[Problema a resolver] Apresente em lista numerada, sem linhas em branco, o trecho dos itens que começa na primeira linha e termina na linha que contém "v1-label: V1 [539,524,553,536]", com as duas pontas incluídas.

[Dados exibidos]
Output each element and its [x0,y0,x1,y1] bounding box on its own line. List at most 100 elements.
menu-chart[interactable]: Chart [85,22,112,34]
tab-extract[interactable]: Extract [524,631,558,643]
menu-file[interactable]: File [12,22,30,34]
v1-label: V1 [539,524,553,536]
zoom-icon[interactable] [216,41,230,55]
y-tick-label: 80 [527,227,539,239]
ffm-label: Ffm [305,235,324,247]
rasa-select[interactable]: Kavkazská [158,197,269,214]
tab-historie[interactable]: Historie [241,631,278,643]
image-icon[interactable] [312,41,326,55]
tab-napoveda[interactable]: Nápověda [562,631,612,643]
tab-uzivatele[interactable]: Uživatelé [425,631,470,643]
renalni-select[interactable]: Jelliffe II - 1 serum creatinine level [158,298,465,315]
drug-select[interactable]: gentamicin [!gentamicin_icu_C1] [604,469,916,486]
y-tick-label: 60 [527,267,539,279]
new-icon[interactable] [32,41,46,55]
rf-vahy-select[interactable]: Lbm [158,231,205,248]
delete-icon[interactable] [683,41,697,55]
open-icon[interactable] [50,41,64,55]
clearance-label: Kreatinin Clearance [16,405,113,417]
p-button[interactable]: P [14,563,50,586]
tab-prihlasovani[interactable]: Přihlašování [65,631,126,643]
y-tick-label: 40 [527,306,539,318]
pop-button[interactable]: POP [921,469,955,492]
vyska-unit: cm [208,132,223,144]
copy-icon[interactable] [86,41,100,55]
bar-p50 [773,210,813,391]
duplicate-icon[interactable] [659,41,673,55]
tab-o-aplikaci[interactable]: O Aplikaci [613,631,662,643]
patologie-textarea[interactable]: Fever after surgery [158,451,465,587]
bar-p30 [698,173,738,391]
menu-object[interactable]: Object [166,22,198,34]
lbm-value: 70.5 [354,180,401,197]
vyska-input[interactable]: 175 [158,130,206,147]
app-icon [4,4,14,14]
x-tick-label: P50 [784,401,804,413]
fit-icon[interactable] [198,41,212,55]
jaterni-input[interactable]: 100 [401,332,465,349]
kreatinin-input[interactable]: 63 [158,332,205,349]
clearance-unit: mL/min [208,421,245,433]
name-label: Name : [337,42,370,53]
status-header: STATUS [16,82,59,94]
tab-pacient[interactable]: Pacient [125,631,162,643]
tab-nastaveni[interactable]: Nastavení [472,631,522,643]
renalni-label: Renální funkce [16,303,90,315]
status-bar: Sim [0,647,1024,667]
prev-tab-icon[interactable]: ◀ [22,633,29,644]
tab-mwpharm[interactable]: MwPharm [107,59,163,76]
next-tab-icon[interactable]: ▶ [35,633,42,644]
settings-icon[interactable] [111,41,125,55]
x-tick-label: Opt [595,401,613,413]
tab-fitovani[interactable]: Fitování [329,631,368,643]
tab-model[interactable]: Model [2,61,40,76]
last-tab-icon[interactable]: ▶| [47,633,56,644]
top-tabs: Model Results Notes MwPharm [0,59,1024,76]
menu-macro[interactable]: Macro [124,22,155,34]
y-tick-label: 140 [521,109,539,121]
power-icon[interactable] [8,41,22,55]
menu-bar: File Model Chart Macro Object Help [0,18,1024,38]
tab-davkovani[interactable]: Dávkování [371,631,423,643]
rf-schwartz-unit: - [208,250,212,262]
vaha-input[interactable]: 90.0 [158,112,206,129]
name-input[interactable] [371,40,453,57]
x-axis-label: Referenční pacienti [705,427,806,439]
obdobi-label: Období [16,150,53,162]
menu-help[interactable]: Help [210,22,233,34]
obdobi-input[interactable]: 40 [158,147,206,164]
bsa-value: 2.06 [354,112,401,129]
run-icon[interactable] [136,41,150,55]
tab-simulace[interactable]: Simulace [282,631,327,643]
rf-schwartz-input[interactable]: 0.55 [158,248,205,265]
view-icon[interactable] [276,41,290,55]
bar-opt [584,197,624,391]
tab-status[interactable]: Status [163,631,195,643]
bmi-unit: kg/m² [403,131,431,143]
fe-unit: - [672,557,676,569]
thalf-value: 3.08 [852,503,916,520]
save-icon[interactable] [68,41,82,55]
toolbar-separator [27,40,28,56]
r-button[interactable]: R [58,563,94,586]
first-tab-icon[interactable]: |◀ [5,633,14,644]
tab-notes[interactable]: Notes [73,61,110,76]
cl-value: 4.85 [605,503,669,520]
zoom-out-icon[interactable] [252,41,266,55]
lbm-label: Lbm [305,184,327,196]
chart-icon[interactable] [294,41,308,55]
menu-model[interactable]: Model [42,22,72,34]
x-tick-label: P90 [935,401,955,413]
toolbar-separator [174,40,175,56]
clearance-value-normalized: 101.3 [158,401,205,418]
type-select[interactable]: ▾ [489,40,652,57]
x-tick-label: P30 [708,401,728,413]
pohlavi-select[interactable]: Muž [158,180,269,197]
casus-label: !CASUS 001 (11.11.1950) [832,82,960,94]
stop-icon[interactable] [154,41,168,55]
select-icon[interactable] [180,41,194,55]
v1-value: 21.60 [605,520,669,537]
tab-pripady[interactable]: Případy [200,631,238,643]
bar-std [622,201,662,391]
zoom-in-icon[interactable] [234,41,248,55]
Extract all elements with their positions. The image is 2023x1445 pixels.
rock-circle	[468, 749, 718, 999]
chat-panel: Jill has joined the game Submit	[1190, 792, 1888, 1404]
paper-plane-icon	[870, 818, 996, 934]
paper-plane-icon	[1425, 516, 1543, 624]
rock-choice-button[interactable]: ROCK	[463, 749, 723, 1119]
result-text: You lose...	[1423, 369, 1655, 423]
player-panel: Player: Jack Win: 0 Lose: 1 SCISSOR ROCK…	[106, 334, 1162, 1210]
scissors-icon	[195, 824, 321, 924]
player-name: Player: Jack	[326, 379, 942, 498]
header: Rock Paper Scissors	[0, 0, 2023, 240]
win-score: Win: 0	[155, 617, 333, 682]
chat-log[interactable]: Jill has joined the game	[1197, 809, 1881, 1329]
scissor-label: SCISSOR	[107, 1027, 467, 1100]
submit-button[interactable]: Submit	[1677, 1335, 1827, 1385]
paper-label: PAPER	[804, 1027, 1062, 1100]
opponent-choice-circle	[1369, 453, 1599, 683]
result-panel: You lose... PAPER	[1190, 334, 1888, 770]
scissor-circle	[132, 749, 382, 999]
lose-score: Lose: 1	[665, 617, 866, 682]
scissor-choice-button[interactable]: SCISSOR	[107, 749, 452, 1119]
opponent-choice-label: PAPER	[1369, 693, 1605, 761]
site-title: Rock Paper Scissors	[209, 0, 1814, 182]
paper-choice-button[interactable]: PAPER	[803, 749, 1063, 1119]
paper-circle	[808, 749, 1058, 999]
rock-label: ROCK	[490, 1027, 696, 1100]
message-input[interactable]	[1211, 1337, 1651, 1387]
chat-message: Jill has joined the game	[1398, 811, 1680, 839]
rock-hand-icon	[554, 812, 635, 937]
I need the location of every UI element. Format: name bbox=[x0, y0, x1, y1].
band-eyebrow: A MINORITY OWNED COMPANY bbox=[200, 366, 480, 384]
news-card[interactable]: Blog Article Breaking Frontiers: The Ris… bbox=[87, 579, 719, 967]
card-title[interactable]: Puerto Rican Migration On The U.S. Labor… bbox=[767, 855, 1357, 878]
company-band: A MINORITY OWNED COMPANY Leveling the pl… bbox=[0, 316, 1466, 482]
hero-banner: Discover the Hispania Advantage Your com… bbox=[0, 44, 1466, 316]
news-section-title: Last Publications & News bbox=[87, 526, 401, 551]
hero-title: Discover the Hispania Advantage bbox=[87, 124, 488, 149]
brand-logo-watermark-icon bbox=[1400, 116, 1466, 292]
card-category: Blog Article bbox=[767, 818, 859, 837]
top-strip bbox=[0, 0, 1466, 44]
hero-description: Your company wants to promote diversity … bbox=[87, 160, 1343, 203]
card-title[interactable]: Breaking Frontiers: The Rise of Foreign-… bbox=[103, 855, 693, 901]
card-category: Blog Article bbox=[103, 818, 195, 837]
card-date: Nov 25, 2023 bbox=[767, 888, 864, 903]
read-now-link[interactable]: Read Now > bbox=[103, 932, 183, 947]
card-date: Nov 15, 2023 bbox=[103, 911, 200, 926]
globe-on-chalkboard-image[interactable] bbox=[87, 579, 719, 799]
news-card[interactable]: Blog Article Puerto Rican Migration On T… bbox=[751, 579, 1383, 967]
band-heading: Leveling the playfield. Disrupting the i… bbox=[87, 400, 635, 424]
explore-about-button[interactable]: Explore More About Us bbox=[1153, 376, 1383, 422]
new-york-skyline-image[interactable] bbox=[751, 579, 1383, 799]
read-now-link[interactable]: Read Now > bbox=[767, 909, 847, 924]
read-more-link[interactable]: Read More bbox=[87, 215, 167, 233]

[Resposta abaixo]
1. Output each element and its [x0,y0,x1,y1] bounding box on its own line. List at most 100 elements.
2. menu-chart[interactable]: Chart [85,22,112,34]
3. tab-extract[interactable]: Extract [524,631,558,643]
4. menu-file[interactable]: File [12,22,30,34]
5. v1-label: V1 [539,524,553,536]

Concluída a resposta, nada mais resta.